>> start DATA
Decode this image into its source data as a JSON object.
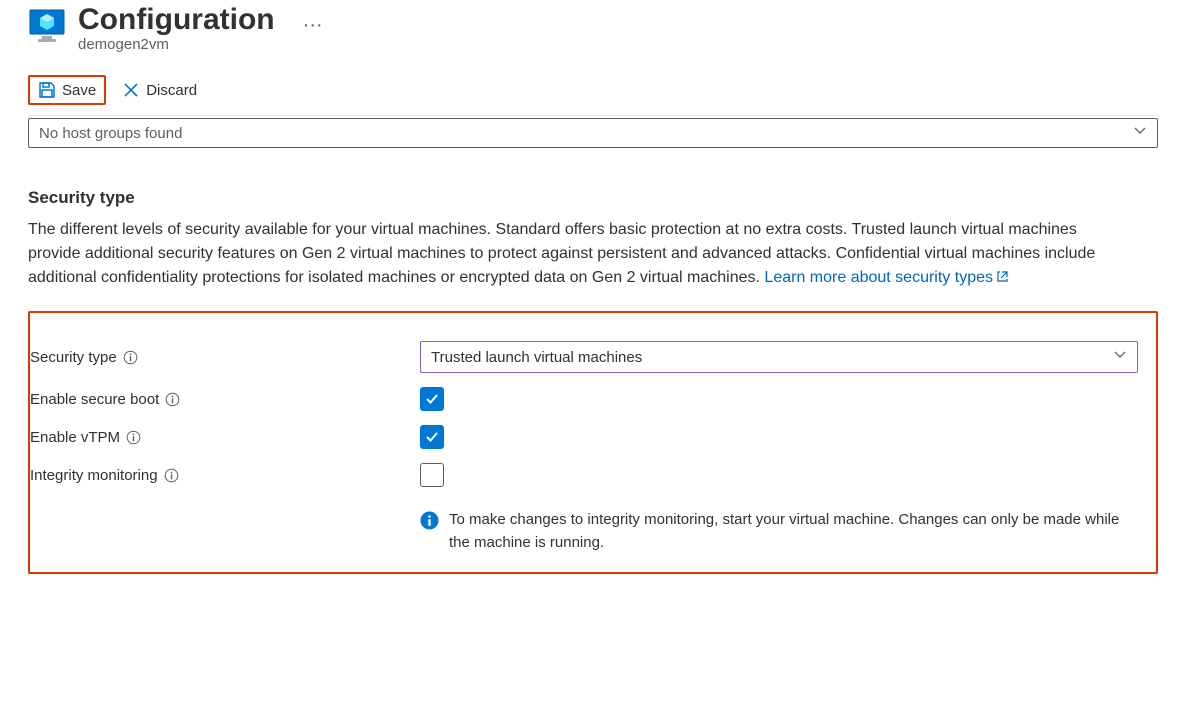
{
  "header": {
    "title": "Configuration",
    "subtitle": "demogen2vm"
  },
  "toolbar": {
    "save_label": "Save",
    "discard_label": "Discard"
  },
  "host_group": {
    "placeholder": "No host groups found"
  },
  "security": {
    "heading": "Security type",
    "description": "The different levels of security available for your virtual machines. Standard offers basic protection at no extra costs. Trusted launch virtual machines provide additional security features on Gen 2 virtual machines to protect against persistent and advanced attacks. Confidential virtual machines include additional confidentiality protections for isolated machines or encrypted data on Gen 2 virtual machines. ",
    "learn_more": "Learn more about security types"
  },
  "form": {
    "security_type_label": "Security type",
    "security_type_value": "Trusted launch virtual machines",
    "enable_secure_boot_label": "Enable secure boot",
    "enable_secure_boot_checked": true,
    "enable_vtpm_label": "Enable vTPM",
    "enable_vtpm_checked": true,
    "integrity_monitoring_label": "Integrity monitoring",
    "integrity_monitoring_checked": false,
    "integrity_note": "To make changes to integrity monitoring, start your virtual machine. Changes can only be made while the machine is running."
  },
  "icons": {
    "vm": "vm-icon",
    "save": "save-icon",
    "discard": "close-icon",
    "chevron": "chevron-down-icon",
    "info": "info-icon",
    "external": "external-link-icon",
    "info_fill": "info-filled-icon"
  }
}
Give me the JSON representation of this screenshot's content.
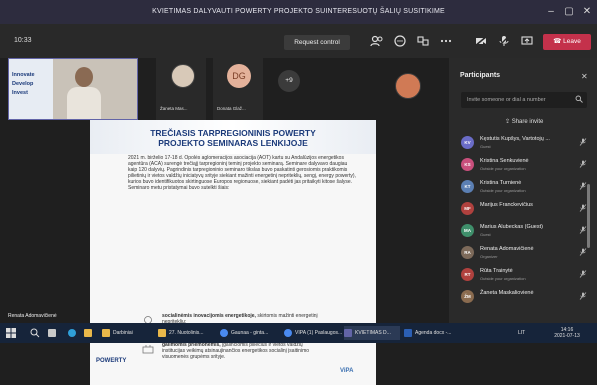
>> end DATA
_TASK:_
Without the pictures, retype the whole of the material above exactly.

_WRITTEN ANSWER:_
Decode this image into its source data as a JSON object.
{
  "header": {
    "title": "Configuration",
    "subtitle": "demogen2vm"
  },
  "toolbar": {
    "save_label": "Save",
    "discard_label": "Discard"
  },
  "host_group": {
    "placeholder": "No host groups found"
  },
  "security": {
    "heading": "Security type",
    "description": "The different levels of security available for your virtual machines. Standard offers basic protection at no extra costs. Trusted launch virtual machines provide additional security features on Gen 2 virtual machines to protect against persistent and advanced attacks. Confidential virtual machines include additional confidentiality protections for isolated machines or encrypted data on Gen 2 virtual machines. ",
    "learn_more": "Learn more about security types"
  },
  "form": {
    "security_type_label": "Security type",
    "security_type_value": "Trusted launch virtual machines",
    "enable_secure_boot_label": "Enable secure boot",
    "enable_secure_boot_checked": true,
    "enable_vtpm_label": "Enable vTPM",
    "enable_vtpm_checked": true,
    "integrity_monitoring_label": "Integrity monitoring",
    "integrity_monitoring_checked": false,
    "integrity_note": "To make changes to integrity monitoring, start your virtual machine. Changes can only be made while the machine is running."
  },
  "icons": {
    "vm": "vm-icon",
    "save": "save-icon",
    "discard": "close-icon",
    "chevron": "chevron-down-icon",
    "info": "info-icon",
    "external": "external-link-icon",
    "info_fill": "info-filled-icon"
  }
}
Give me the JSON representation of this screenshot's content.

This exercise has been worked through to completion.